Data excerpts
_____
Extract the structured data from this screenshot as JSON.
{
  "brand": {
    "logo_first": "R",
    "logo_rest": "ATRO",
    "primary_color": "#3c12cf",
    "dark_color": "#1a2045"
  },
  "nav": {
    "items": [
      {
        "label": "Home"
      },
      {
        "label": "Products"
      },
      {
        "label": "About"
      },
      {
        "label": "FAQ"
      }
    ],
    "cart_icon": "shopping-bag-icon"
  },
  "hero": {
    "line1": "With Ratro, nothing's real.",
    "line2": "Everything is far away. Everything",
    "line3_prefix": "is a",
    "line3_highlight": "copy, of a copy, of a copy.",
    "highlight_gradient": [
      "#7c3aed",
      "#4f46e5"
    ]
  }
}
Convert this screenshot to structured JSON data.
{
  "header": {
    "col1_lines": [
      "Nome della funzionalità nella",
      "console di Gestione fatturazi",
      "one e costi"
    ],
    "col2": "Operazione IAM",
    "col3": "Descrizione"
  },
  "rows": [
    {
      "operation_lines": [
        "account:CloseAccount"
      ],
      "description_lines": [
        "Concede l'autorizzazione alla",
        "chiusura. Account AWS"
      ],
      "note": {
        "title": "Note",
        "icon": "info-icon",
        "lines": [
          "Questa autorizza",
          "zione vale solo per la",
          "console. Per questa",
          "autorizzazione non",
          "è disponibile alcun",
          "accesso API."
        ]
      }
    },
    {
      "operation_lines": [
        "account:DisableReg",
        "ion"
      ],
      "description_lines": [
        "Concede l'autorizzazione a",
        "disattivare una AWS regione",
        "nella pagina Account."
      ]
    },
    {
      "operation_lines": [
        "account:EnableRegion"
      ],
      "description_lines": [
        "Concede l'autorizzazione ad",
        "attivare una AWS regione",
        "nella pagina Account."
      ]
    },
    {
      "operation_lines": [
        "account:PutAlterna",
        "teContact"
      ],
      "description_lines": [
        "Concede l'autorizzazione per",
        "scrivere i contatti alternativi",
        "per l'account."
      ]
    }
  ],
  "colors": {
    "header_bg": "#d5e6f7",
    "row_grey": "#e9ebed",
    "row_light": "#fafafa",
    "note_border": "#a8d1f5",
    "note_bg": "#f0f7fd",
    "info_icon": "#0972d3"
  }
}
_____
- [Objective]: Which lines in the listing above hold the word "this"? Show each of them.

- [Finished exercise]:
Extract the structured data from this screenshot as JSON.
Convert this screenshot to structured JSON data.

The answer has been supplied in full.